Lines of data
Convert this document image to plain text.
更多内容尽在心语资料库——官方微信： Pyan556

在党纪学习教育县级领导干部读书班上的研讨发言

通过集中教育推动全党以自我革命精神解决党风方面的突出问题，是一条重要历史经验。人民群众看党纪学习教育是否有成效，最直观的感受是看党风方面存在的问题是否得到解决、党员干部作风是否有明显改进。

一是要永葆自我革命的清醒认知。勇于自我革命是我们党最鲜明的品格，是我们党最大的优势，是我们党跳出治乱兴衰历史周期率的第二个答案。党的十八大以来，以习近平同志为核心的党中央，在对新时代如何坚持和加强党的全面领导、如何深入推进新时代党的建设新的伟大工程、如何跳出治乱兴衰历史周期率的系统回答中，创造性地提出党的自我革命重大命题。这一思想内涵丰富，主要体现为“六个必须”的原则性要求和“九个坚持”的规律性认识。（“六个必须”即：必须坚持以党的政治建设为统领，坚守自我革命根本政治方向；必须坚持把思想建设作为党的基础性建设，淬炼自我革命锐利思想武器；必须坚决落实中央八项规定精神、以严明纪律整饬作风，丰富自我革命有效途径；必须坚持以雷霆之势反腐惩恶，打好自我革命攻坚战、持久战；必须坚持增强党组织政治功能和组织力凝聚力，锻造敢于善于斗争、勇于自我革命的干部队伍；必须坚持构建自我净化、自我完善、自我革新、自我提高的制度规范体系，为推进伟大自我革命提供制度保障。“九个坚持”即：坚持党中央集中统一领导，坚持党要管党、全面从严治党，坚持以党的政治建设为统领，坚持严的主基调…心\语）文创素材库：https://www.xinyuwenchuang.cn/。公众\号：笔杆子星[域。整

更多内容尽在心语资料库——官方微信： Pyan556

- What the task asks -
Write the entire listing out again, word for word.

- The result -
Convert this document image to plain text.
更多内容尽在心语资料库——官方微信： Pyan556

在党纪学习教育县级领导干部读书班上的研讨发言

通过集中教育推动全党以自我革命精神解决党风方面的突出问题，是一条重要历史经验。人民群众看党纪学习教育是否有成效，最直观的感受是看党风方面存在的问题是否得到解决、党员干部作风是否有明显改进。

一是要永葆自我革命的清醒认知。勇于自我革命是我们党最鲜明的品格，是我们党最大的优势，是我们党跳出治乱兴衰历史周期率的第二个答案。党的十八大以来，以习近平同志为核心的党中央，在对新时代如何坚持和加强党的全面领导、如何深入推进新时代党的建设新的伟大工程、如何跳出治乱兴衰历史周期率的系统回答中，创造性地提出党的自我革命重大命题。这一思想内涵丰富，主要体现为“六个必须”的原则性要求和“九个坚持”的规律性认识。（“六个必须”即：必须坚持以党的政治建设为统领，坚守自我革命根本政治方向；必须坚持把思想建设作为党的基础性建设，淬炼自我革命锐利思想武器；必须坚决落实中央八项规定精神、以严明纪律整饬作风，丰富自我革命有效途径；必须坚持以雷霆之势反腐惩恶，打好自我革命攻坚战、持久战；必须坚持增强党组织政治功能和组织力凝聚力，锻造敢于善于斗争、勇于自我革命的干部队伍；必须坚持构建自我净化、自我完善、自我革新、自我提高的制度规范体系，为推进伟大自我革命提供制度保障。“九个坚持”即：坚持党中央集中统一领导，坚持党要管党、全面从严治党，坚持以党的政治建设为统领，坚持严的主基调…心\语）文创素材库：https://www.xinyuwenchuang.cn/。公众\号：笔杆子星[域。整

更多内容尽在心语资料库——官方微信： Pyan556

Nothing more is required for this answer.